▶ [課題の指示]:
城南信用金庫へのインタビュー記事から、「ビッグイシュー本誌連動企画と」を含む箇所で始まり「分けて連載を行っていきます。」で終わる部分を、一字一句変えずに書き写してください。

▶ [文書本文]:
◇ ◇ ◇

ビッグイシュー本誌連動企画として、金融機関として異例の脱原発宣言を行い、地域に根ざした信用金庫として城南信用金庫の理事長である守田正夫さんと前理事長で現在は相談役の吉原毅さんにお話をお伺いしました。

原発について、現在の経済社会について、信用金庫として社会に果たしていきたい役割について、非常に盛りだくさんのお話をお聞きしたので、2回に分けて連載を行っていきます。

「世のため人のため」が信用金庫の原点

編集部:まず、一般的な銀行と信用金庫の違いを教えて下さい。

守田:信用金庫は、銀行よりも規模が小さい金融機関だと思われていることが多いですが、銀行と信用金庫は法人組織のあり方が根本的に異なります。まず、簡潔に説明すれば、銀行は株式会社組織の営利法人であり、私たち信金は会員の出資による協同組合組織の非営利法人なのです。

信用金庫の原点は、産業革命で近代化が進む一方で貧富の格差などの社会問題が顕在化していた 19世紀半ばのイギリスにあります。格差の広がりによって生きていくことに危機感を持つようになった労働者が、お互いに助け合って、みんなが豊かで安定した生活を営めるよう共同出資で世界で初めて設立した生活協同組合が信用金庫の原点です。そこから、この思想が欧米諸国にも広がり、日本にも伝わってきました。

1900年に産業組合法として日本にも成立し「産業組合」「生活協同組合」「農業共同組合」が設立されました。これらは相互扶助の精神のもと格差の下にいる厳しい生活をしている人と一緒に生活をよくしていくための制度であり、城南信用金庫の前身である入新井信用組合は 1902年に加納久宜子爵によって設立されました。この加納久宜子爵は産業組合運動に尽力した人物ですが、「世のため人のため」「一にも公益事業、二にも公益事業、ただ公益事業に尽くせ」という言葉を遺しました。この精神を私たちも引き継いで経営を行っています。

編集部:東日本大震災が2011年3月に起こったあと、4月には脱原発宣言をされました。

◇ ◇ ◇

▶ [提供資料]:
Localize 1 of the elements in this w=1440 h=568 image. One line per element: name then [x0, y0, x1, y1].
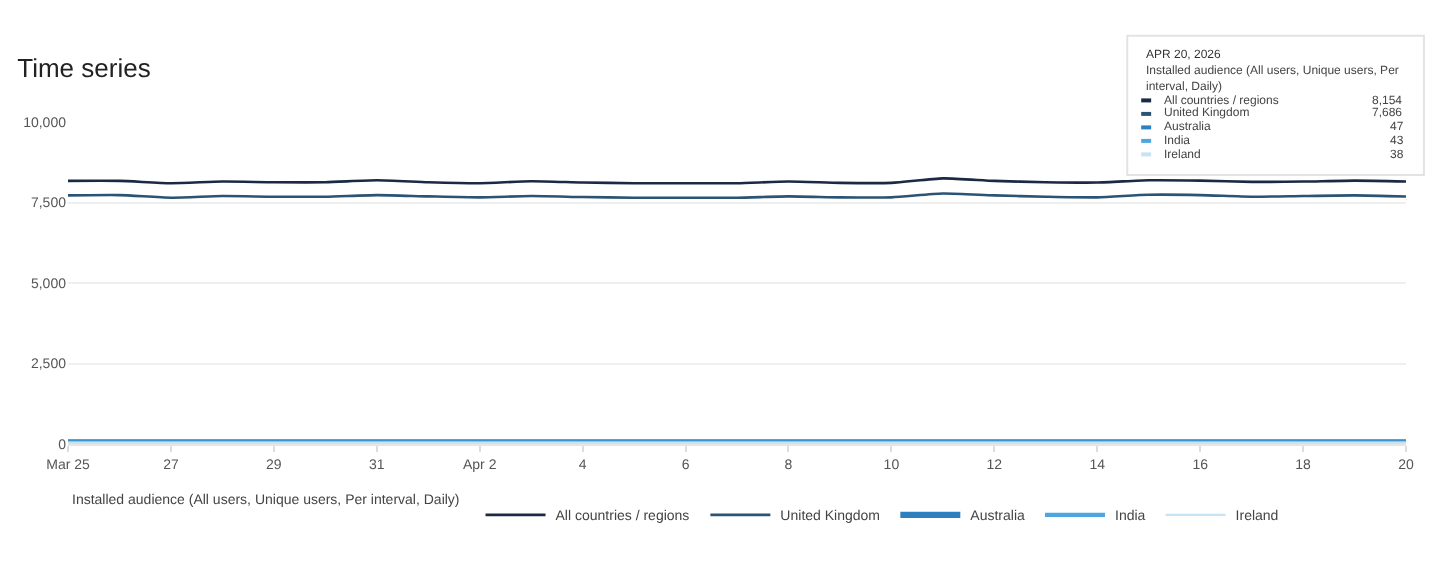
- chart-title: Time series: [17, 53, 152, 84]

◇ ◇ ◇

▶ [この課題の解答]:
ビッグイシュー本誌連動企画として、金融機関として異例の脱原発宣言を行い、地域に根ざした信用金庫として城南信用金庫の理事長である守田正夫さんと前理事長で現在は相談役の吉原毅さんにお話をお伺いしました。

原発について、現在の経済社会について、信用金庫として社会に果たしていきたい役割について、非常に盛りだくさんのお話をお聞きしたので、2回に分けて連載を行っていきます。